What to work on:
Give the data again exactly as written, skipping any pictures.

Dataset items
+ + + + +

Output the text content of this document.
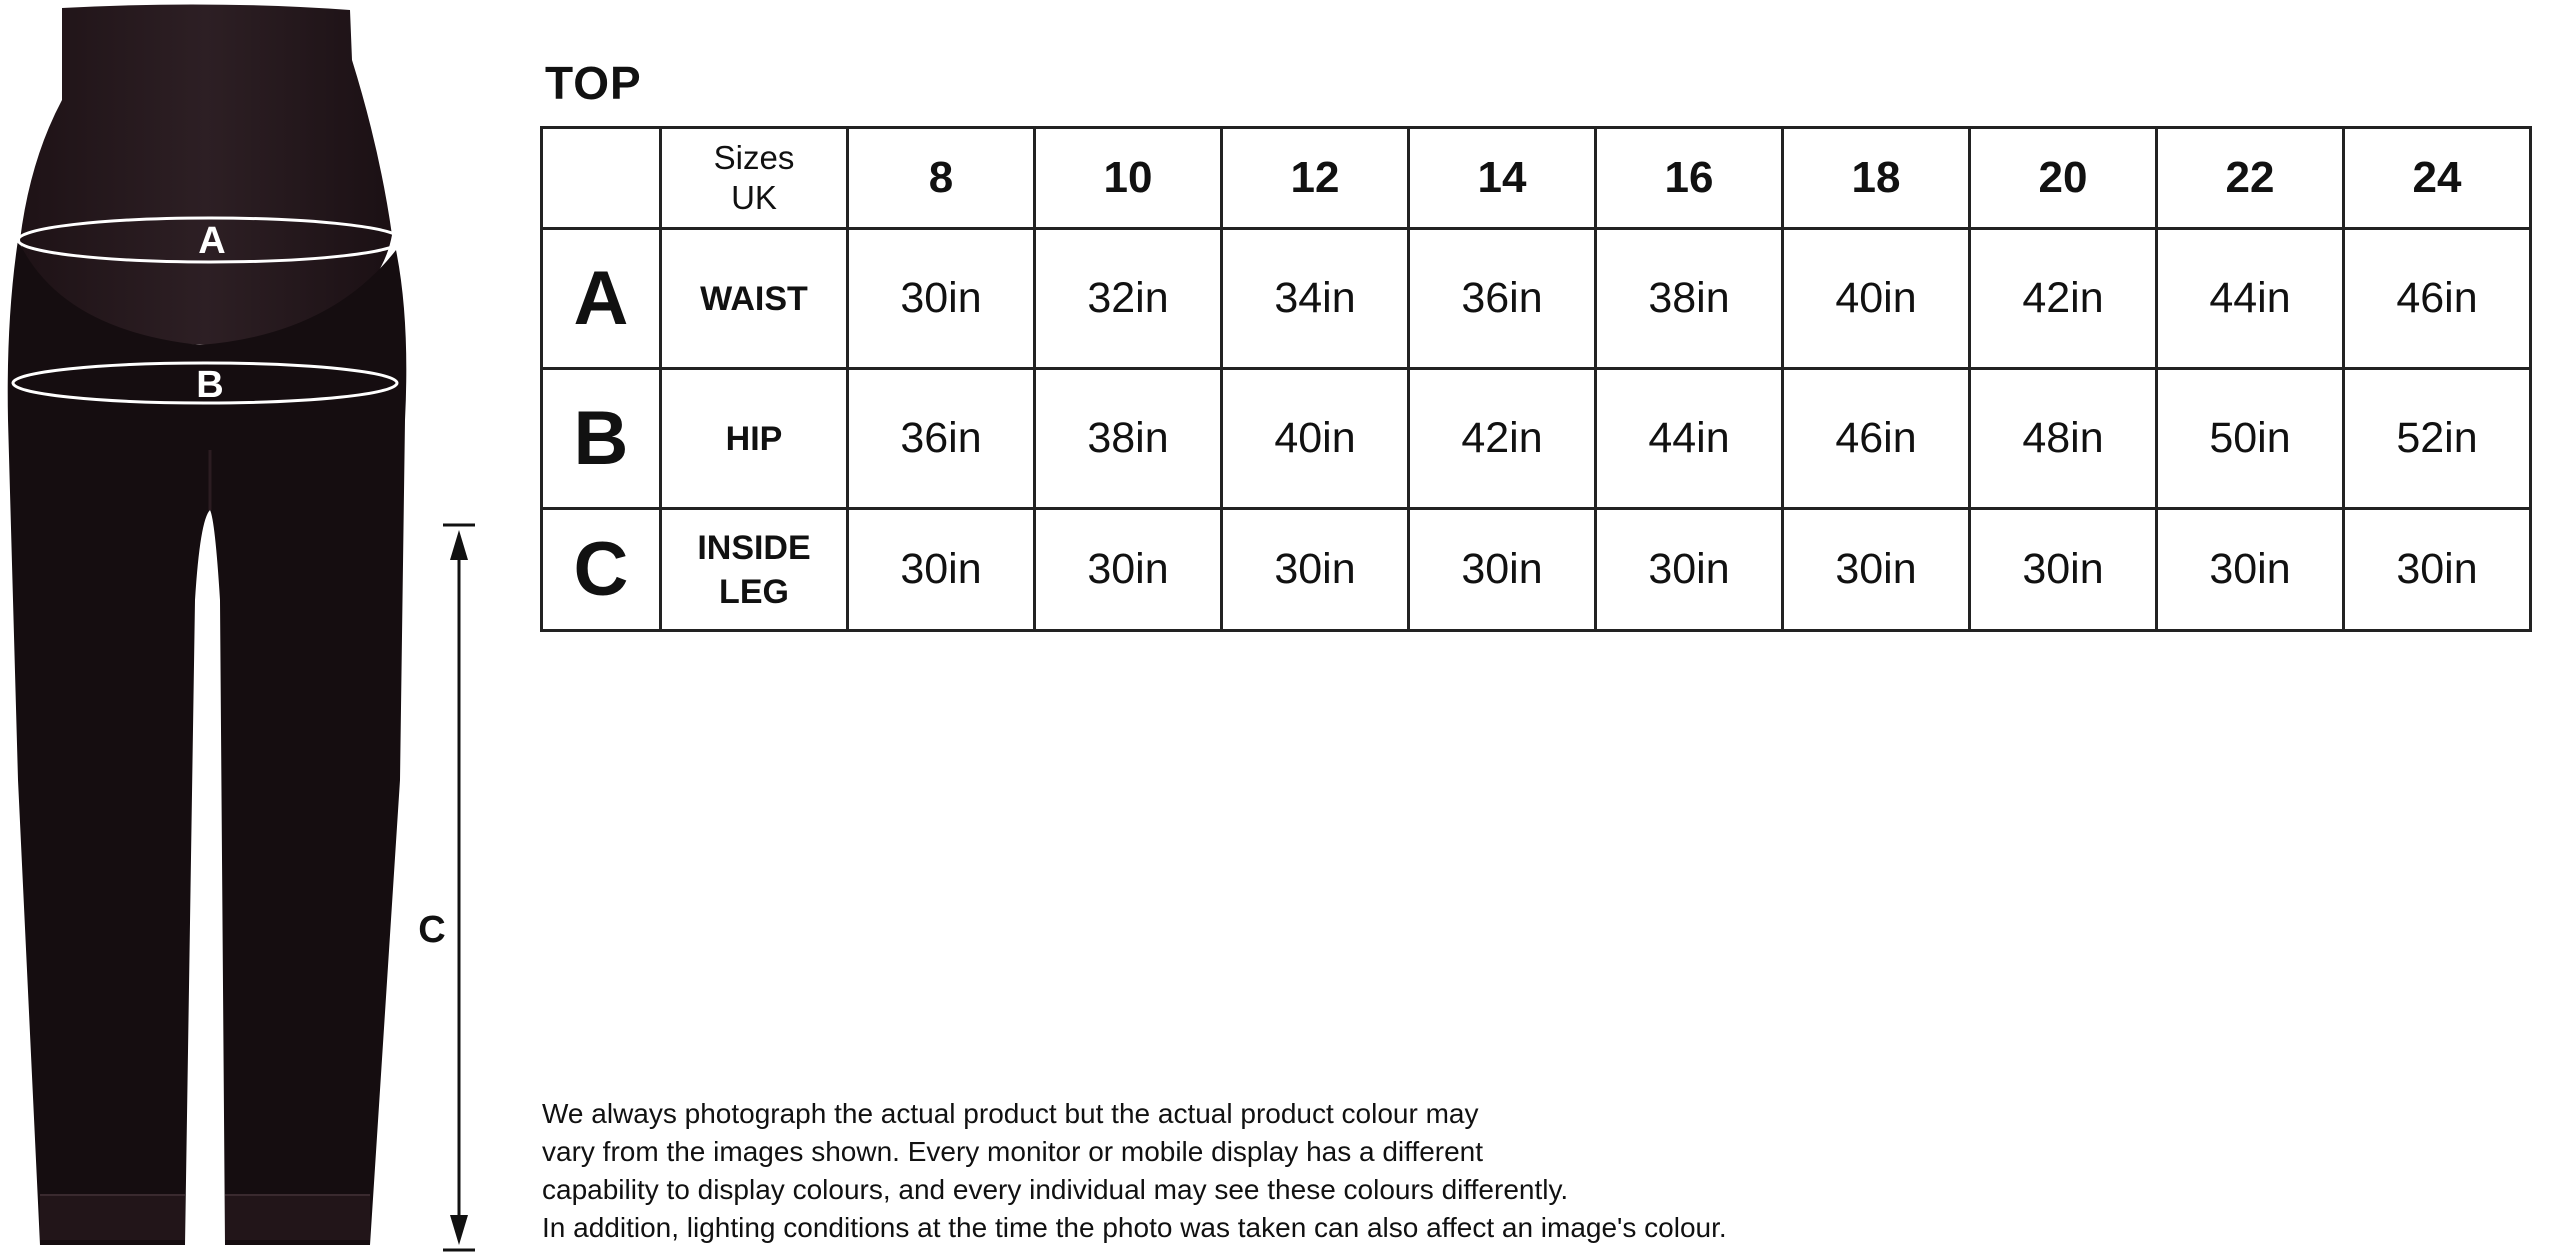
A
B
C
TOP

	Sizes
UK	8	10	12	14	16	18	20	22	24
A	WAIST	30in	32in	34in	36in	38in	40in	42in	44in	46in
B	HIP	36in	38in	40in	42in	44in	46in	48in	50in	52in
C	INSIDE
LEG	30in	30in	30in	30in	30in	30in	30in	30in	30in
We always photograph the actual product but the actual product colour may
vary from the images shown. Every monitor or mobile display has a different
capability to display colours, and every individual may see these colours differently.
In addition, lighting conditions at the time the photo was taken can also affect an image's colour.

+ + + + +

Final result:
Output the text content of this document.
A
B
C
TOP

	Sizes
UK	8	10	12	14	16	18	20	22	24
A	WAIST	30in	32in	34in	36in	38in	40in	42in	44in	46in
B	HIP	36in	38in	40in	42in	44in	46in	48in	50in	52in
C	INSIDE
LEG	30in	30in	30in	30in	30in	30in	30in	30in	30in
We always photograph the actual product but the actual product colour may
vary from the images shown. Every monitor or mobile display has a different
capability to display colours, and every individual may see these colours differently.
In addition, lighting conditions at the time the photo was taken can also affect an image's colour.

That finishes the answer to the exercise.